** Start LISTED RECORDS **

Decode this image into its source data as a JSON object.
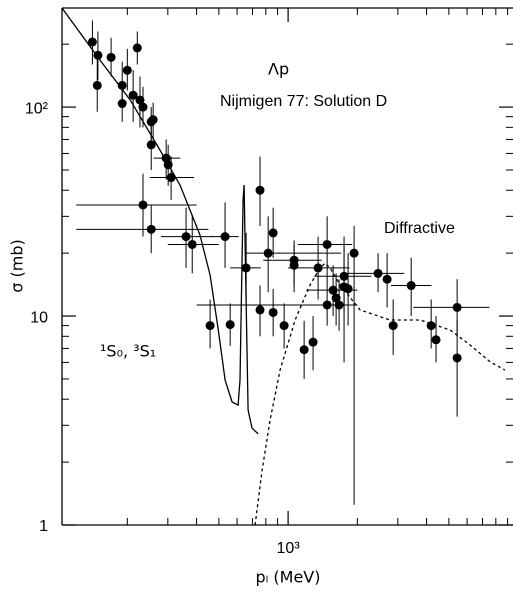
{
  "chart_data": {
    "type": "scatter",
    "x_label": "pₗ (MeV)",
    "y_label": "σ (mb)",
    "annotations": [
      "Λp",
      "Nijmigen 77: Solution D",
      "Diffractive",
      "¹S₀, ³S₁"
    ],
    "log_x": true,
    "log_y": true,
    "xlim": [
      104,
      9500
    ],
    "ylim": [
      1,
      298
    ],
    "xticks": [
      {
        "value": 1000,
        "label": "10³"
      }
    ],
    "yticks": [
      1,
      10,
      {
        "value": 100,
        "label": "10²"
      }
    ],
    "xminorticks": [
      200,
      300,
      400,
      500,
      600,
      700,
      800,
      900,
      2000,
      3000,
      4000,
      5000,
      6000,
      7000,
      8000,
      9000
    ],
    "yminorticks": [
      2,
      3,
      4,
      5,
      6,
      7,
      8,
      9,
      20,
      30,
      40,
      50,
      60,
      70,
      80,
      90,
      200
    ],
    "color": "#000000",
    "x": [
      141,
      149,
      170,
      148,
      190,
      200,
      190,
      212,
      221,
      227,
      234,
      254,
      259,
      254,
      295,
      301,
      310,
      234,
      254,
      360,
      383,
      532,
      458,
      560,
      657,
      755,
      755,
      819,
      861,
      861,
      961,
      1062,
      1062,
      1174,
      1284,
      1350,
      1478,
      1478,
      1569,
      1617,
      1666,
      1751,
      1751,
      1823,
      1936,
      2461,
      2694,
      2862,
      3428,
      4188,
      4397,
      5430,
      5430
    ],
    "values": [
      205,
      177,
      173,
      127,
      127,
      150,
      104,
      114,
      192,
      108,
      100,
      85,
      87,
      66,
      57,
      53,
      46,
      34,
      26,
      24,
      22,
      24,
      9,
      9.1,
      17,
      40,
      10.7,
      20,
      25,
      10.4,
      9,
      18.5,
      17.5,
      6.9,
      7.5,
      17,
      22,
      11.3,
      13.3,
      12.2,
      11.3,
      15.5,
      13.8,
      13.5,
      20,
      16,
      15,
      9,
      14,
      9,
      7.7,
      11,
      6.3
    ],
    "y_low": [
      160,
      135,
      140,
      95,
      100,
      120,
      85,
      85,
      160,
      80,
      80,
      70,
      70,
      50,
      45,
      42,
      36,
      24,
      20,
      17,
      16,
      17,
      7,
      7.2,
      12,
      27,
      8,
      13,
      19,
      8,
      7,
      14,
      13,
      5,
      5.5,
      12,
      14,
      9,
      10,
      9,
      8.5,
      10,
      6,
      9,
      1.25,
      13,
      11,
      6.5,
      10,
      7,
      6,
      8,
      3.3
    ],
    "y_high": [
      260,
      230,
      215,
      170,
      165,
      190,
      130,
      150,
      230,
      140,
      125,
      100,
      105,
      85,
      70,
      66,
      58,
      48,
      34,
      33,
      30,
      35,
      12,
      11.5,
      25,
      58,
      14,
      30,
      33,
      13.5,
      11.5,
      23,
      22,
      9.5,
      10,
      24,
      30,
      14,
      17.5,
      16,
      15,
      24,
      22,
      20,
      27,
      20,
      20,
      12,
      19,
      12,
      10,
      15,
      9.5
    ],
    "x_low": [
      null,
      null,
      null,
      null,
      null,
      null,
      null,
      null,
      null,
      null,
      null,
      null,
      null,
      null,
      260,
      null,
      250,
      120,
      120,
      280,
      300,
      460,
      null,
      null,
      560,
      null,
      null,
      660,
      null,
      null,
      null,
      780,
      null,
      null,
      null,
      1000,
      1100,
      400,
      1200,
      null,
      null,
      1300,
      null,
      null,
      null,
      1800,
      null,
      null,
      2800,
      null,
      null,
      3500,
      null
    ],
    "x_high": [
      null,
      null,
      null,
      null,
      null,
      null,
      null,
      null,
      null,
      null,
      null,
      null,
      null,
      null,
      340,
      null,
      390,
      400,
      450,
      470,
      500,
      610,
      null,
      null,
      760,
      null,
      null,
      1700,
      null,
      null,
      null,
      1400,
      null,
      null,
      null,
      1850,
      1900,
      2000,
      2000,
      null,
      null,
      2300,
      null,
      null,
      null,
      3200,
      null,
      null,
      4200,
      null,
      null,
      7500,
      null
    ],
    "curves": [
      {
        "style": "solid",
        "x": [
          104,
          152,
          206,
          277,
          339,
          414,
          458,
          497,
          532,
          571,
          606,
          618,
          637,
          644,
          657,
          670,
          697,
          741
        ],
        "values": [
          298,
          168,
          108,
          62.3,
          42.4,
          24.4,
          15.7,
          8.57,
          4.94,
          3.88,
          3.75,
          4.94,
          35.9,
          42.4,
          11.9,
          3.55,
          2.91,
          2.73
        ]
      },
      {
        "style": "dashed",
        "x": [
          719,
          771,
          835,
          923,
          1073,
          1246,
          1378,
          1448,
          1523,
          1683,
          2055,
          2774,
          3748,
          5061,
          6188,
          7558,
          8772
        ],
        "values": [
          1,
          1.83,
          3.18,
          5.52,
          9.57,
          14.1,
          17,
          17.9,
          17,
          14.1,
          10.7,
          9.57,
          9.57,
          8.57,
          7.26,
          6.03,
          5.52
        ]
      }
    ]
  }
}
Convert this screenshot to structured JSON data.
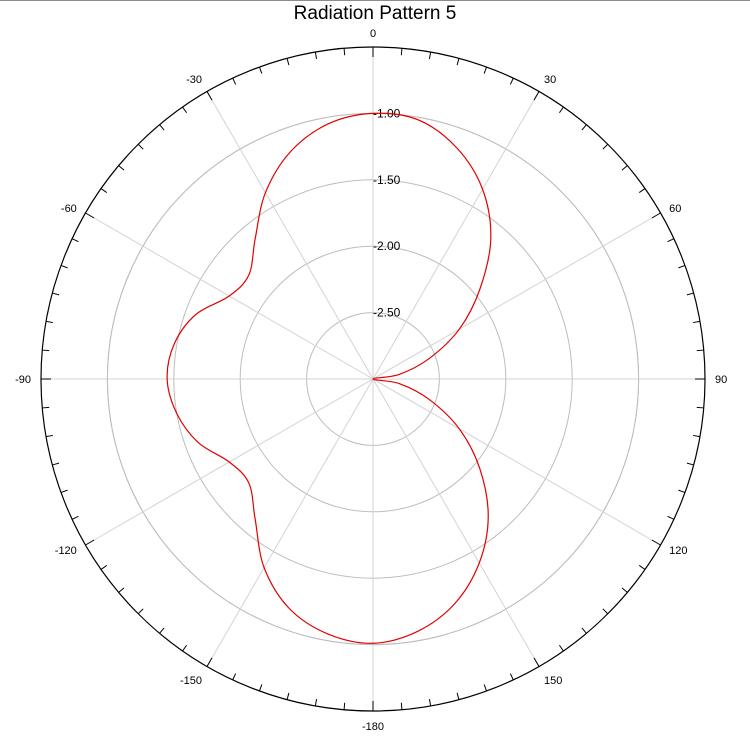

** End LISTED RECORDS **

### YOUR TASK
Copy out the listing exactly as it stands, but not the pictures.

### SOLUTION TO THIS PROBLEM
Decode this image into its source data as a JSON object.
{
  "chart_data": {
    "type": "scatter",
    "x_label": "pₗ (MeV)",
    "y_label": "σ (mb)",
    "annotations": [
      "Λp",
      "Nijmigen 77: Solution D",
      "Diffractive",
      "¹S₀, ³S₁"
    ],
    "log_x": true,
    "log_y": true,
    "xlim": [
      104,
      9500
    ],
    "ylim": [
      1,
      298
    ],
    "xticks": [
      {
        "value": 1000,
        "label": "10³"
      }
    ],
    "yticks": [
      1,
      10,
      {
        "value": 100,
        "label": "10²"
      }
    ],
    "xminorticks": [
      200,
      300,
      400,
      500,
      600,
      700,
      800,
      900,
      2000,
      3000,
      4000,
      5000,
      6000,
      7000,
      8000,
      9000
    ],
    "yminorticks": [
      2,
      3,
      4,
      5,
      6,
      7,
      8,
      9,
      20,
      30,
      40,
      50,
      60,
      70,
      80,
      90,
      200
    ],
    "color": "#000000",
    "x": [
      141,
      149,
      170,
      148,
      190,
      200,
      190,
      212,
      221,
      227,
      234,
      254,
      259,
      254,
      295,
      301,
      310,
      234,
      254,
      360,
      383,
      532,
      458,
      560,
      657,
      755,
      755,
      819,
      861,
      861,
      961,
      1062,
      1062,
      1174,
      1284,
      1350,
      1478,
      1478,
      1569,
      1617,
      1666,
      1751,
      1751,
      1823,
      1936,
      2461,
      2694,
      2862,
      3428,
      4188,
      4397,
      5430,
      5430
    ],
    "values": [
      205,
      177,
      173,
      127,
      127,
      150,
      104,
      114,
      192,
      108,
      100,
      85,
      87,
      66,
      57,
      53,
      46,
      34,
      26,
      24,
      22,
      24,
      9,
      9.1,
      17,
      40,
      10.7,
      20,
      25,
      10.4,
      9,
      18.5,
      17.5,
      6.9,
      7.5,
      17,
      22,
      11.3,
      13.3,
      12.2,
      11.3,
      15.5,
      13.8,
      13.5,
      20,
      16,
      15,
      9,
      14,
      9,
      7.7,
      11,
      6.3
    ],
    "y_low": [
      160,
      135,
      140,
      95,
      100,
      120,
      85,
      85,
      160,
      80,
      80,
      70,
      70,
      50,
      45,
      42,
      36,
      24,
      20,
      17,
      16,
      17,
      7,
      7.2,
      12,
      27,
      8,
      13,
      19,
      8,
      7,
      14,
      13,
      5,
      5.5,
      12,
      14,
      9,
      10,
      9,
      8.5,
      10,
      6,
      9,
      1.25,
      13,
      11,
      6.5,
      10,
      7,
      6,
      8,
      3.3
    ],
    "y_high": [
      260,
      230,
      215,
      170,
      165,
      190,
      130,
      150,
      230,
      140,
      125,
      100,
      105,
      85,
      70,
      66,
      58,
      48,
      34,
      33,
      30,
      35,
      12,
      11.5,
      25,
      58,
      14,
      30,
      33,
      13.5,
      11.5,
      23,
      22,
      9.5,
      10,
      24,
      30,
      14,
      17.5,
      16,
      15,
      24,
      22,
      20,
      27,
      20,
      20,
      12,
      19,
      12,
      10,
      15,
      9.5
    ],
    "x_low": [
      null,
      null,
      null,
      null,
      null,
      null,
      null,
      null,
      null,
      null,
      null,
      null,
      null,
      null,
      260,
      null,
      250,
      120,
      120,
      280,
      300,
      460,
      null,
      null,
      560,
      null,
      null,
      660,
      null,
      null,
      null,
      780,
      null,
      null,
      null,
      1000,
      1100,
      400,
      1200,
      null,
      null,
      1300,
      null,
      null,
      null,
      1800,
      null,
      null,
      2800,
      null,
      null,
      3500,
      null
    ],
    "x_high": [
      null,
      null,
      null,
      null,
      null,
      null,
      null,
      null,
      null,
      null,
      null,
      null,
      null,
      null,
      340,
      null,
      390,
      400,
      450,
      470,
      500,
      610,
      null,
      null,
      760,
      null,
      null,
      1700,
      null,
      null,
      null,
      1400,
      null,
      null,
      null,
      1850,
      1900,
      2000,
      2000,
      null,
      null,
      2300,
      null,
      null,
      null,
      3200,
      null,
      null,
      4200,
      null,
      null,
      7500,
      null
    ],
    "curves": [
      {
        "style": "solid",
        "x": [
          104,
          152,
          206,
          277,
          339,
          414,
          458,
          497,
          532,
          571,
          606,
          618,
          637,
          644,
          657,
          670,
          697,
          741
        ],
        "values": [
          298,
          168,
          108,
          62.3,
          42.4,
          24.4,
          15.7,
          8.57,
          4.94,
          3.88,
          3.75,
          4.94,
          35.9,
          42.4,
          11.9,
          3.55,
          2.91,
          2.73
        ]
      },
      {
        "style": "dashed",
        "x": [
          719,
          771,
          835,
          923,
          1073,
          1246,
          1378,
          1448,
          1523,
          1683,
          2055,
          2774,
          3748,
          5061,
          6188,
          7558,
          8772
        ],
        "values": [
          1,
          1.83,
          3.18,
          5.52,
          9.57,
          14.1,
          17,
          17.9,
          17,
          14.1,
          10.7,
          9.57,
          9.57,
          8.57,
          7.26,
          6.03,
          5.52
        ]
      }
    ]
  }
}
Convert this screenshot to structured JSON data.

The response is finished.